Goal of the exercise — Each record below should be repeated precisely as written.
--- Supplied material ---
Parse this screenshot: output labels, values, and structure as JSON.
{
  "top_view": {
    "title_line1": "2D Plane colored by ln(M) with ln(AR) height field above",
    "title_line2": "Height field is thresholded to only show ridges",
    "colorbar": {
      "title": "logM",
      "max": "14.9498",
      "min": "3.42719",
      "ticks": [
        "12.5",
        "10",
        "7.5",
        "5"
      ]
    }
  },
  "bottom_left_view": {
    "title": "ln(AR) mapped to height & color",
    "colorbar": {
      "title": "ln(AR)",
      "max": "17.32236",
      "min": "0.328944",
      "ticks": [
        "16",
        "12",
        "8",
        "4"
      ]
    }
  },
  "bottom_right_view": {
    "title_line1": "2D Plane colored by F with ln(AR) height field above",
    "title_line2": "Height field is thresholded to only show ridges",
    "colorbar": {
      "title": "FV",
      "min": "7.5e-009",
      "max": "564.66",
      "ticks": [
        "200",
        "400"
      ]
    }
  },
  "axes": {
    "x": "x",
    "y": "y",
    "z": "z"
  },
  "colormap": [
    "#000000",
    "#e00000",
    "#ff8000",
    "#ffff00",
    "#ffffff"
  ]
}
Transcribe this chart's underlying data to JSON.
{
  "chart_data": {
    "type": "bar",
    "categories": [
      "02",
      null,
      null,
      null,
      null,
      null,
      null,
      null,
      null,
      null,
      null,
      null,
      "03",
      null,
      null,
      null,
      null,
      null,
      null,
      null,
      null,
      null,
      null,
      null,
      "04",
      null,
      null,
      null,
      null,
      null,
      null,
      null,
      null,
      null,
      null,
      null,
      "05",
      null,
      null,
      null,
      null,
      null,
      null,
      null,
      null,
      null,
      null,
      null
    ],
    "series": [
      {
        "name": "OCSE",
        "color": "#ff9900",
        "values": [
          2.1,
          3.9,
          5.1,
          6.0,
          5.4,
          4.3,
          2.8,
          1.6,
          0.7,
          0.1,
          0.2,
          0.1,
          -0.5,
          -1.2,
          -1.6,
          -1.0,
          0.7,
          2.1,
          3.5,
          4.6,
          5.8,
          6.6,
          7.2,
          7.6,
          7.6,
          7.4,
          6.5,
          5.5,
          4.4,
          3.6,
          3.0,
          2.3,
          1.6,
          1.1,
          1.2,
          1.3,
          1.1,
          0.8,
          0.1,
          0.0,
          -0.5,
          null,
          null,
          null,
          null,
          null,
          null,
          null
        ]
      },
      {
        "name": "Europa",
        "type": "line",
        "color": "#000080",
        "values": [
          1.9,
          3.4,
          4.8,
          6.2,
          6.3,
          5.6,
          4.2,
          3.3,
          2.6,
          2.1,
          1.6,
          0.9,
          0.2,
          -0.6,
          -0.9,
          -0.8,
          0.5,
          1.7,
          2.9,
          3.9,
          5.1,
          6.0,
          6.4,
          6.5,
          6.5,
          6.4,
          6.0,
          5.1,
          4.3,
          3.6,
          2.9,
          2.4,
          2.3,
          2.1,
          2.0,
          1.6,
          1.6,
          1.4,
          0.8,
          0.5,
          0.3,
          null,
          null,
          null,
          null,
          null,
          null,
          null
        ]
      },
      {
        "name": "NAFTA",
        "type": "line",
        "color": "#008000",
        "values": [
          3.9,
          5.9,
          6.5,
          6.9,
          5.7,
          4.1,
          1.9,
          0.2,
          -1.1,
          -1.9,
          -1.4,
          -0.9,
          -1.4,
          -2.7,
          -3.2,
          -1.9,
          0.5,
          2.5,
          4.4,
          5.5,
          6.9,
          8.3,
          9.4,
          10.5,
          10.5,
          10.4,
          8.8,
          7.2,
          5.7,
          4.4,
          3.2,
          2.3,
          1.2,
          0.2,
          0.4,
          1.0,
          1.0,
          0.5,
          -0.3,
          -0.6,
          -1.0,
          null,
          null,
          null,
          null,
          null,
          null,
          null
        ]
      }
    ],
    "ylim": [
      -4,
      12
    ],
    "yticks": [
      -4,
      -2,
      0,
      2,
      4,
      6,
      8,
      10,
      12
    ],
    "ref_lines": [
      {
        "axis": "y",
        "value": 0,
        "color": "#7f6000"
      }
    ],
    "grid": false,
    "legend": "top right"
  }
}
---
Task output —
Parse this screenshot: output labels, values, and structure as JSON.
{
  "top_view": {
    "title_line1": "2D Plane colored by ln(M) with ln(AR) height field above",
    "title_line2": "Height field is thresholded to only show ridges",
    "colorbar": {
      "title": "logM",
      "max": "14.9498",
      "min": "3.42719",
      "ticks": [
        "12.5",
        "10",
        "7.5",
        "5"
      ]
    }
  },
  "bottom_left_view": {
    "title": "ln(AR) mapped to height & color",
    "colorbar": {
      "title": "ln(AR)",
      "max": "17.32236",
      "min": "0.328944",
      "ticks": [
        "16",
        "12",
        "8",
        "4"
      ]
    }
  },
  "bottom_right_view": {
    "title_line1": "2D Plane colored by F with ln(AR) height field above",
    "title_line2": "Height field is thresholded to only show ridges",
    "colorbar": {
      "title": "FV",
      "min": "7.5e-009",
      "max": "564.66",
      "ticks": [
        "200",
        "400"
      ]
    }
  },
  "axes": {
    "x": "x",
    "y": "y",
    "z": "z"
  },
  "colormap": [
    "#000000",
    "#e00000",
    "#ff8000",
    "#ffff00",
    "#ffffff"
  ]
}
Transcribe this chart's underlying data to JSON.
{
  "chart_data": {
    "type": "bar",
    "categories": [
      "02",
      null,
      null,
      null,
      null,
      null,
      null,
      null,
      null,
      null,
      null,
      null,
      "03",
      null,
      null,
      null,
      null,
      null,
      null,
      null,
      null,
      null,
      null,
      null,
      "04",
      null,
      null,
      null,
      null,
      null,
      null,
      null,
      null,
      null,
      null,
      null,
      "05",
      null,
      null,
      null,
      null,
      null,
      null,
      null,
      null,
      null,
      null,
      null
    ],
    "series": [
      {
        "name": "OCSE",
        "color": "#ff9900",
        "values": [
          2.1,
          3.9,
          5.1,
          6.0,
          5.4,
          4.3,
          2.8,
          1.6,
          0.7,
          0.1,
          0.2,
          0.1,
          -0.5,
          -1.2,
          -1.6,
          -1.0,
          0.7,
          2.1,
          3.5,
          4.6,
          5.8,
          6.6,
          7.2,
          7.6,
          7.6,
          7.4,
          6.5,
          5.5,
          4.4,
          3.6,
          3.0,
          2.3,
          1.6,
          1.1,
          1.2,
          1.3,
          1.1,
          0.8,
          0.1,
          0.0,
          -0.5,
          null,
          null,
          null,
          null,
          null,
          null,
          null
        ]
      },
      {
        "name": "Europa",
        "type": "line",
        "color": "#000080",
        "values": [
          1.9,
          3.4,
          4.8,
          6.2,
          6.3,
          5.6,
          4.2,
          3.3,
          2.6,
          2.1,
          1.6,
          0.9,
          0.2,
          -0.6,
          -0.9,
          -0.8,
          0.5,
          1.7,
          2.9,
          3.9,
          5.1,
          6.0,
          6.4,
          6.5,
          6.5,
          6.4,
          6.0,
          5.1,
          4.3,
          3.6,
          2.9,
          2.4,
          2.3,
          2.1,
          2.0,
          1.6,
          1.6,
          1.4,
          0.8,
          0.5,
          0.3,
          null,
          null,
          null,
          null,
          null,
          null,
          null
        ]
      },
      {
        "name": "NAFTA",
        "type": "line",
        "color": "#008000",
        "values": [
          3.9,
          5.9,
          6.5,
          6.9,
          5.7,
          4.1,
          1.9,
          0.2,
          -1.1,
          -1.9,
          -1.4,
          -0.9,
          -1.4,
          -2.7,
          -3.2,
          -1.9,
          0.5,
          2.5,
          4.4,
          5.5,
          6.9,
          8.3,
          9.4,
          10.5,
          10.5,
          10.4,
          8.8,
          7.2,
          5.7,
          4.4,
          3.2,
          2.3,
          1.2,
          0.2,
          0.4,
          1.0,
          1.0,
          0.5,
          -0.3,
          -0.6,
          -1.0,
          null,
          null,
          null,
          null,
          null,
          null,
          null
        ]
      }
    ],
    "ylim": [
      -4,
      12
    ],
    "yticks": [
      -4,
      -2,
      0,
      2,
      4,
      6,
      8,
      10,
      12
    ],
    "ref_lines": [
      {
        "axis": "y",
        "value": 0,
        "color": "#7f6000"
      }
    ],
    "grid": false,
    "legend": "top right"
  }
}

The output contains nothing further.